> [Required work] Copy the records word for word, starting with the first line and ending with the line that contains "header-yes: Yes [845, 67, 1064, 115]". Include both of those lines.

+ + + + +

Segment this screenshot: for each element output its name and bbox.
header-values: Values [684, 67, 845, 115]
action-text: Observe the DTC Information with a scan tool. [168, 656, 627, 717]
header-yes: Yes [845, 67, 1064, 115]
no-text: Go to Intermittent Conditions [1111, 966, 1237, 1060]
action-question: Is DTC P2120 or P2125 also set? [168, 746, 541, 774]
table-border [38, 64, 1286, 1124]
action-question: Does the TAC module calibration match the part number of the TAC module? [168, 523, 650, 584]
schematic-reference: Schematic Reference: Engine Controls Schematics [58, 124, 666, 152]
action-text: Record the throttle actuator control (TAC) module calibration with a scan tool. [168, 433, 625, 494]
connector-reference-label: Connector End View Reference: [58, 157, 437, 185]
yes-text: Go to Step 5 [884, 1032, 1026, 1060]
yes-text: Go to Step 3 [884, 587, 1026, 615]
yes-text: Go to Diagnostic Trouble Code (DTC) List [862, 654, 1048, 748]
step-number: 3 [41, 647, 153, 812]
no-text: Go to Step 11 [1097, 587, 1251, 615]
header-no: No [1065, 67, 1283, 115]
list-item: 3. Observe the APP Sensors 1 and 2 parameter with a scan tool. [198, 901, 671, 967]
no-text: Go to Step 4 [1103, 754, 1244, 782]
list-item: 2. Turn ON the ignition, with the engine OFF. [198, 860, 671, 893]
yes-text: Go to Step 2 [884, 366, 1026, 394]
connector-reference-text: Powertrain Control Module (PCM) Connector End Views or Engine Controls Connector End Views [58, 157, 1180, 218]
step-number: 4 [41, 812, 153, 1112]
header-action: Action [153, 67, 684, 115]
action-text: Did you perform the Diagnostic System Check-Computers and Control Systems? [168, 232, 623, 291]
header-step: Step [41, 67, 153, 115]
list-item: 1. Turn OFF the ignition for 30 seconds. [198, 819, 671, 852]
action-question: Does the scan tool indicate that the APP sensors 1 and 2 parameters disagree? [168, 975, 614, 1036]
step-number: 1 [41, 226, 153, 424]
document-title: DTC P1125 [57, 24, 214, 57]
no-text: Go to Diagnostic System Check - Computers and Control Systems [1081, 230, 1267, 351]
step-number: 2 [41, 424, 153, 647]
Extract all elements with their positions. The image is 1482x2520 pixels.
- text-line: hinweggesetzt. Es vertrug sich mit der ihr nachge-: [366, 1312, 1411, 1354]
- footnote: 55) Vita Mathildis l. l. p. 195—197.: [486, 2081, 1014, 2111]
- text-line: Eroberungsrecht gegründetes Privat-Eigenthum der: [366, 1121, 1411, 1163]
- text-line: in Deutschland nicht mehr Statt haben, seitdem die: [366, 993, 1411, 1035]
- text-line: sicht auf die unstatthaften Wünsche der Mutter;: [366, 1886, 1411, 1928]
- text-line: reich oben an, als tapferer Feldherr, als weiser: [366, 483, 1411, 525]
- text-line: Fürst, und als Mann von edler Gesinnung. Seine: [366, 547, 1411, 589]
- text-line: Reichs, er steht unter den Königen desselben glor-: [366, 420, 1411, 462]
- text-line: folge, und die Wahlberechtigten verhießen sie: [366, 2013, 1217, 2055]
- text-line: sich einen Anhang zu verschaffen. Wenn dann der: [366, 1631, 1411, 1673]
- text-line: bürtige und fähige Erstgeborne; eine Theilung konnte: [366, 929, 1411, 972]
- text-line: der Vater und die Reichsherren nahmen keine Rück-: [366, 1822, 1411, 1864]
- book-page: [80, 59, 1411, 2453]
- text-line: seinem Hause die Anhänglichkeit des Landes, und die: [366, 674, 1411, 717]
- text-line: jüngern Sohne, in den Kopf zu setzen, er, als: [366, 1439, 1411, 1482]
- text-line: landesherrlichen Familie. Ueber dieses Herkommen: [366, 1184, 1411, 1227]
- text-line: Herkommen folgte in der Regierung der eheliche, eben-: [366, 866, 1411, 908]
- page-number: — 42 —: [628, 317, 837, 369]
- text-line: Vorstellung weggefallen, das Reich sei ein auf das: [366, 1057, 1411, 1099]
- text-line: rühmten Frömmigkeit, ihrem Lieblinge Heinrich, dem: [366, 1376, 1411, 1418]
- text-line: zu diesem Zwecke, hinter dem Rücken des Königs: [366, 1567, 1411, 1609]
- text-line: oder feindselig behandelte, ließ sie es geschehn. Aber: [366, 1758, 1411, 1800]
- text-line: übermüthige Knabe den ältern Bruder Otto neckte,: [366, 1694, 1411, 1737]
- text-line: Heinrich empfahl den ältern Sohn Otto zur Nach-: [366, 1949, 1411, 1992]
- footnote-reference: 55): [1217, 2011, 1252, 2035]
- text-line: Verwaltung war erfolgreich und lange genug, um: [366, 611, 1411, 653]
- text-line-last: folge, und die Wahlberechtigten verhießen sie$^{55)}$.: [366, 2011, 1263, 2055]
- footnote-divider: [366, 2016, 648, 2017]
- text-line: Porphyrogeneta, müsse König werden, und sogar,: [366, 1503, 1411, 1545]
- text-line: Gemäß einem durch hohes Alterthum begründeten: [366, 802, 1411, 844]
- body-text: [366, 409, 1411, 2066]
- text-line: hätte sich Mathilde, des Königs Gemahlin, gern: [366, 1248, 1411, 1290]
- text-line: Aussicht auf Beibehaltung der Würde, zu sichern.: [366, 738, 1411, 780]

+ + + + +

> [The answer]
Segment this screenshot: for each element output its name and bbox.
header-values: Values [684, 67, 845, 115]
action-text: Observe the DTC Information with a scan tool. [168, 656, 627, 717]
header-yes: Yes [845, 67, 1064, 115]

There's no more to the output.